● **Written request**
The records that follow are to be transcribed in full, without their images.

● **Data for this task**
------------------------
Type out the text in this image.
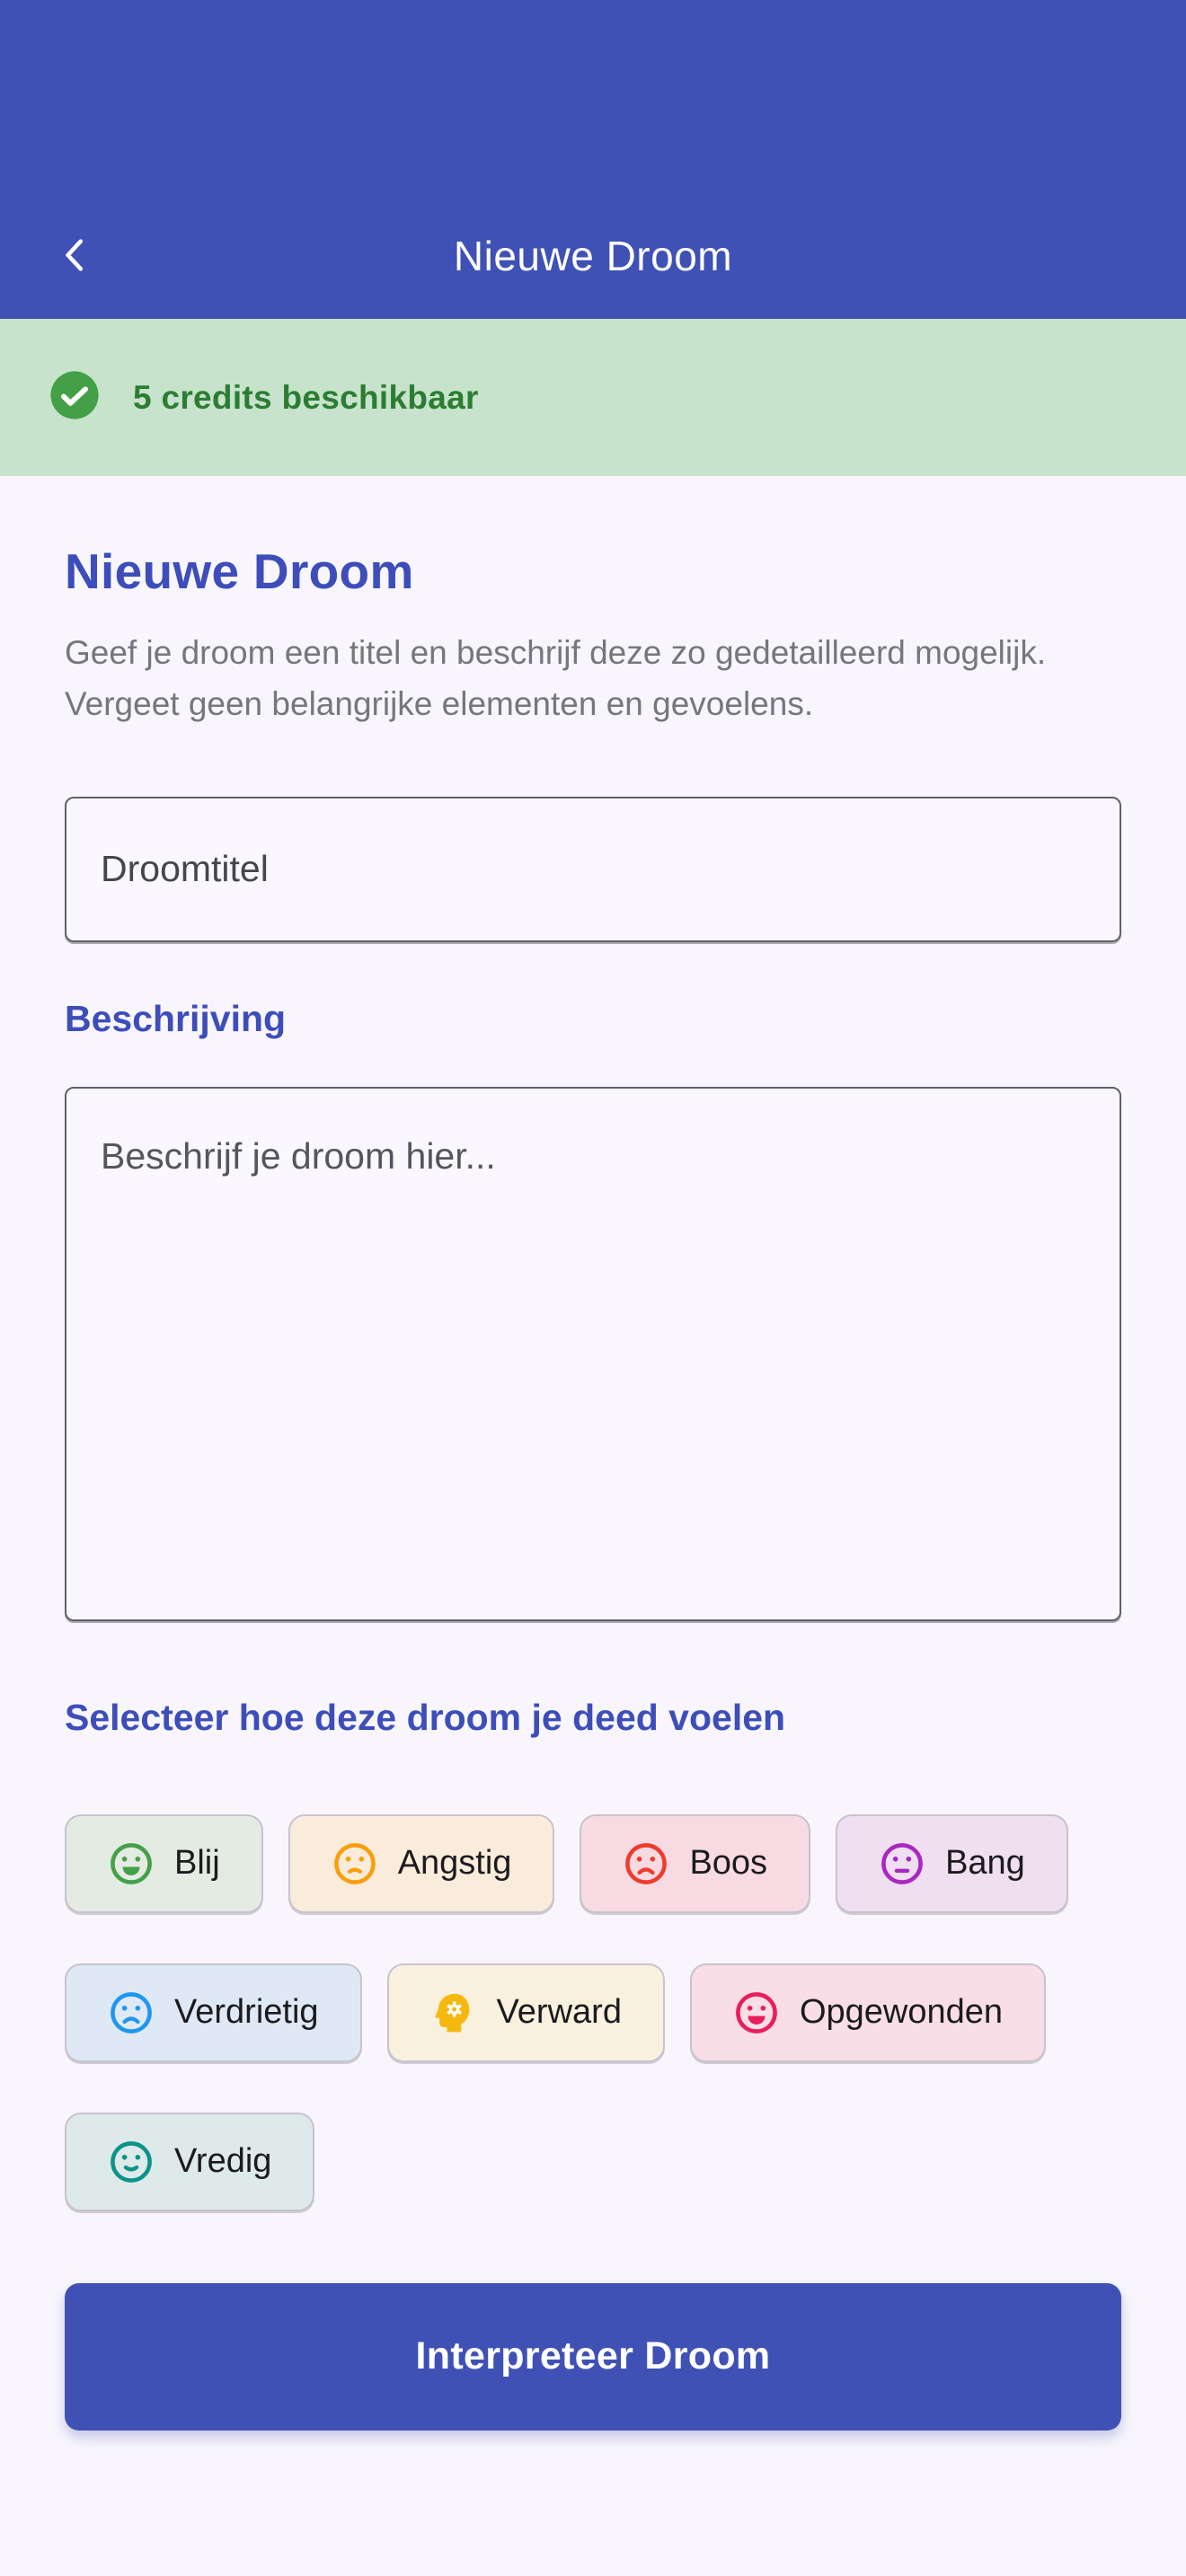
Nieuwe Droom
5 credits beschikbaar
Nieuwe Droom

Geef je droom een titel en beschrijf deze zo gedetailleerd mogelijk. Vergeet geen belangrijke elementen en gevoelens.

Droomtitel
Beschrijving
Beschrijf je droom hier...
Selecteer hoe deze droom je deed voelen
Blij	Angstig	Boos	Bang
Verdrietig	Verward	Opgewonden
Vredig
Interpreteer Droom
------------------------
● **Complete output**
Type out the text in this image.
Nieuwe Droom
5 credits beschikbaar
Nieuwe Droom

Geef je droom een titel en beschrijf deze zo gedetailleerd mogelijk. Vergeet geen belangrijke elementen en gevoelens.

Droomtitel
Beschrijving
Beschrijf je droom hier...
Selecteer hoe deze droom je deed voelen
Blij	Angstig	Boos	Bang
Verdrietig	Verward	Opgewonden
Vredig
Interpreteer Droom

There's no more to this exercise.